Print all the entries verbatim.

GIVEN DATA

::::::::::

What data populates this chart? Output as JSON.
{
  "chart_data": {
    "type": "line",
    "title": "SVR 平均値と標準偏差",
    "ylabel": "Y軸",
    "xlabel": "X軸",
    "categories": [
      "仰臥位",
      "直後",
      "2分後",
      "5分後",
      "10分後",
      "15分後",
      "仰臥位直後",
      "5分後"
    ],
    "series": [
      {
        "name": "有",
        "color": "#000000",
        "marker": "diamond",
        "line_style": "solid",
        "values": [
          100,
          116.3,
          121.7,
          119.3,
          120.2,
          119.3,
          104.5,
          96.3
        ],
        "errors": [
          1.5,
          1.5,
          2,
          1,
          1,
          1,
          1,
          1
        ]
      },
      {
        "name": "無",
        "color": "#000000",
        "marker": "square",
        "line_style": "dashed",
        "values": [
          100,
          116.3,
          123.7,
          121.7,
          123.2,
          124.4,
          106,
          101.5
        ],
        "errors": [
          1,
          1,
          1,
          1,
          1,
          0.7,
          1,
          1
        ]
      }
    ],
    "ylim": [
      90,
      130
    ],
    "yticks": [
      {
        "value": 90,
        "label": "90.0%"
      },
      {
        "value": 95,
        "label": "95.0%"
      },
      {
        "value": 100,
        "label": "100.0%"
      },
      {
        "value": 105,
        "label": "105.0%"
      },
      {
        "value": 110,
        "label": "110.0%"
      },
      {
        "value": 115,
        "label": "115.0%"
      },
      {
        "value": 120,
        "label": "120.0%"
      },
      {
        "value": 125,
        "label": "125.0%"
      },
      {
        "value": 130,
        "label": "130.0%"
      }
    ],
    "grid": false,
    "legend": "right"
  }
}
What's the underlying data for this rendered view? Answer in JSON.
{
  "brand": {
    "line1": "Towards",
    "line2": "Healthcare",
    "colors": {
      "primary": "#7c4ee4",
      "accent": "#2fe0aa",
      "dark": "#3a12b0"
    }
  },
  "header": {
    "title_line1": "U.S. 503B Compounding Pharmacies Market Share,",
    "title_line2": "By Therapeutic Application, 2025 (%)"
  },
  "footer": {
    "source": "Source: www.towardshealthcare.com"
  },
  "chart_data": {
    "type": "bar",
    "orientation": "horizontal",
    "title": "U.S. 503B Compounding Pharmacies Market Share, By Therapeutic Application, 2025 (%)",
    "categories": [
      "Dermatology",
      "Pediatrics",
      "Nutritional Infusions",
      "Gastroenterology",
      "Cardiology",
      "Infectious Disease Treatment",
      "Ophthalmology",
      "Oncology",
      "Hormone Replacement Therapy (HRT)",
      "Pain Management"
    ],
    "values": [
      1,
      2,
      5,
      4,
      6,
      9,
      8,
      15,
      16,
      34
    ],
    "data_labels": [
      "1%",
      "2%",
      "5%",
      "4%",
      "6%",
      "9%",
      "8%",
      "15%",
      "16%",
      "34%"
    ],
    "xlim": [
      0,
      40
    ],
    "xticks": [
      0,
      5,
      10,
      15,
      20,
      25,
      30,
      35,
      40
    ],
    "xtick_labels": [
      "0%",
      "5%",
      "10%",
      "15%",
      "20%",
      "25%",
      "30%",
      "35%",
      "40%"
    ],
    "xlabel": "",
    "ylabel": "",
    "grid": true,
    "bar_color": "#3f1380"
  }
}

::::::::::

REPLY
What data populates this chart? Output as JSON.
{
  "chart_data": {
    "type": "line",
    "title": "SVR 平均値と標準偏差",
    "ylabel": "Y軸",
    "xlabel": "X軸",
    "categories": [
      "仰臥位",
      "直後",
      "2分後",
      "5分後",
      "10分後",
      "15分後",
      "仰臥位直後",
      "5分後"
    ],
    "series": [
      {
        "name": "有",
        "color": "#000000",
        "marker": "diamond",
        "line_style": "solid",
        "values": [
          100,
          116.3,
          121.7,
          119.3,
          120.2,
          119.3,
          104.5,
          96.3
        ],
        "errors": [
          1.5,
          1.5,
          2,
          1,
          1,
          1,
          1,
          1
        ]
      },
      {
        "name": "無",
        "color": "#000000",
        "marker": "square",
        "line_style": "dashed",
        "values": [
          100,
          116.3,
          123.7,
          121.7,
          123.2,
          124.4,
          106,
          101.5
        ],
        "errors": [
          1,
          1,
          1,
          1,
          1,
          0.7,
          1,
          1
        ]
      }
    ],
    "ylim": [
      90,
      130
    ],
    "yticks": [
      {
        "value": 90,
        "label": "90.0%"
      },
      {
        "value": 95,
        "label": "95.0%"
      },
      {
        "value": 100,
        "label": "100.0%"
      },
      {
        "value": 105,
        "label": "105.0%"
      },
      {
        "value": 110,
        "label": "110.0%"
      },
      {
        "value": 115,
        "label": "115.0%"
      },
      {
        "value": 120,
        "label": "120.0%"
      },
      {
        "value": 125,
        "label": "125.0%"
      },
      {
        "value": 130,
        "label": "130.0%"
      }
    ],
    "grid": false,
    "legend": "right"
  }
}
What's the underlying data for this rendered view? Answer in JSON.
{
  "brand": {
    "line1": "Towards",
    "line2": "Healthcare",
    "colors": {
      "primary": "#7c4ee4",
      "accent": "#2fe0aa",
      "dark": "#3a12b0"
    }
  },
  "header": {
    "title_line1": "U.S. 503B Compounding Pharmacies Market Share,",
    "title_line2": "By Therapeutic Application, 2025 (%)"
  },
  "footer": {
    "source": "Source: www.towardshealthcare.com"
  },
  "chart_data": {
    "type": "bar",
    "orientation": "horizontal",
    "title": "U.S. 503B Compounding Pharmacies Market Share, By Therapeutic Application, 2025 (%)",
    "categories": [
      "Dermatology",
      "Pediatrics",
      "Nutritional Infusions",
      "Gastroenterology",
      "Cardiology",
      "Infectious Disease Treatment",
      "Ophthalmology",
      "Oncology",
      "Hormone Replacement Therapy (HRT)",
      "Pain Management"
    ],
    "values": [
      1,
      2,
      5,
      4,
      6,
      9,
      8,
      15,
      16,
      34
    ],
    "data_labels": [
      "1%",
      "2%",
      "5%",
      "4%",
      "6%",
      "9%",
      "8%",
      "15%",
      "16%",
      "34%"
    ],
    "xlim": [
      0,
      40
    ],
    "xticks": [
      0,
      5,
      10,
      15,
      20,
      25,
      30,
      35,
      40
    ],
    "xtick_labels": [
      "0%",
      "5%",
      "10%",
      "15%",
      "20%",
      "25%",
      "30%",
      "35%",
      "40%"
    ],
    "xlabel": "",
    "ylabel": "",
    "grid": true,
    "bar_color": "#3f1380"
  }
}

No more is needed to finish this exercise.